## Directions for this task
Copy the listing below in full and skip every picture.

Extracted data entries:

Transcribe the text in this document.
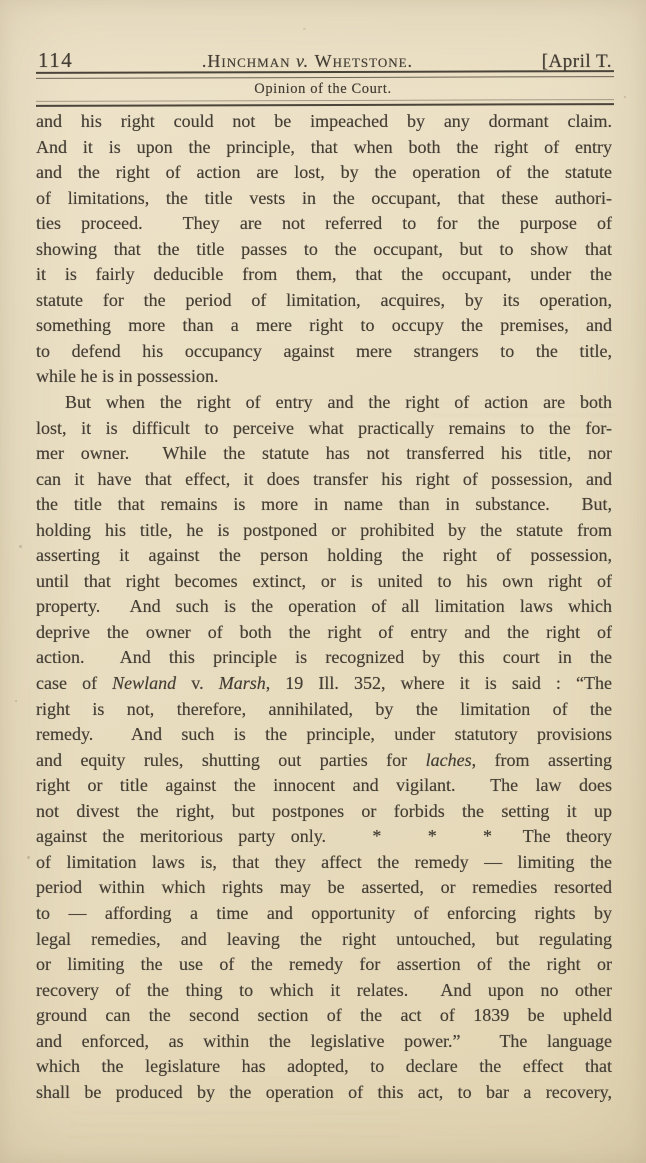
114	.Hinchman v. Whetstone.	[April T.
Opinion of the Court.
and his right could not be impeached by any dormant claim.
And it is upon the principle, that when both the right of entry
and the right of action are lost, by the operation of the statute
of limitations, the title vests in the occupant, that these authori-
ties proceed.  They are not referred to for the purpose of
showing that the title passes to the occupant, but to show that
it is fairly deducible from them, that the occupant, under the
statute for the period of limitation, acquires, by its operation,
something more than a mere right to occupy the premises, and
to defend his occupancy against mere strangers to the title,
while he is in possession.
But when the right of entry and the right of action are both
lost, it is difficult to perceive what practically remains to the for-
mer owner.  While the statute has not transferred his title, nor
can it have that effect, it does transfer his right of possession, and
the title that remains is more in name than in substance.  But,
holding his title, he is postponed or prohibited by the statute from
asserting it against the person holding the right of possession,
until that right becomes extinct, or is united to his own right of
property.  And such is the operation of all limitation laws which
deprive the owner of both the right of entry and the right of
action.  And this principle is recognized by this court in the
case of Newland v. Marsh, 19 Ill. 352, where it is said : “The
right is not, therefore, annihilated, by the limitation of the
remedy.  And such is the principle, under statutory provisions
and equity rules, shutting out parties for laches, from asserting
right or title against the innocent and vigilant.  The law does
not divest the right, but postpones or forbids the setting it up
against the meritorious party only.   *   *   *  The theory
of limitation laws is, that they affect the remedy — limiting the
period within which rights may be asserted, or remedies resorted
to — affording a time and opportunity of enforcing rights by
legal remedies, and leaving the right untouched, but regulating
or limiting the use of the remedy for assertion of the right or
recovery of the thing to which it relates.  And upon no other
ground can the second section of the act of 1839 be upheld
and enforced, as within the legislative power.”  The language
which the legislature has adopted, to declare the effect that
shall be produced by the operation of this act, to bar a recovery,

## Completed exercise
Transcribe the text in this document.
114	.Hinchman v. Whetstone.	[April T.
Opinion of the Court.
and his right could not be impeached by any dormant claim.
And it is upon the principle, that when both the right of entry
and the right of action are lost, by the operation of the statute
of limitations, the title vests in the occupant, that these authori-
ties proceed.  They are not referred to for the purpose of
showing that the title passes to the occupant, but to show that
it is fairly deducible from them, that the occupant, under the
statute for the period of limitation, acquires, by its operation,
something more than a mere right to occupy the premises, and
to defend his occupancy against mere strangers to the title,
while he is in possession.
But when the right of entry and the right of action are both
lost, it is difficult to perceive what practically remains to the for-
mer owner.  While the statute has not transferred his title, nor
can it have that effect, it does transfer his right of possession, and
the title that remains is more in name than in substance.  But,
holding his title, he is postponed or prohibited by the statute from
asserting it against the person holding the right of possession,
until that right becomes extinct, or is united to his own right of
property.  And such is the operation of all limitation laws which
deprive the owner of both the right of entry and the right of
action.  And this principle is recognized by this court in the
case of Newland v. Marsh, 19 Ill. 352, where it is said : “The
right is not, therefore, annihilated, by the limitation of the
remedy.  And such is the principle, under statutory provisions
and equity rules, shutting out parties for laches, from asserting
right or title against the innocent and vigilant.  The law does
not divest the right, but postpones or forbids the setting it up
against the meritorious party only.   *   *   *  The theory
of limitation laws is, that they affect the remedy — limiting the
period within which rights may be asserted, or remedies resorted
to — affording a time and opportunity of enforcing rights by
legal remedies, and leaving the right untouched, but regulating
or limiting the use of the remedy for assertion of the right or
recovery of the thing to which it relates.  And upon no other
ground can the second section of the act of 1839 be upheld
and enforced, as within the legislative power.”  The language
which the legislature has adopted, to declare the effect that
shall be produced by the operation of this act, to bar a recovery,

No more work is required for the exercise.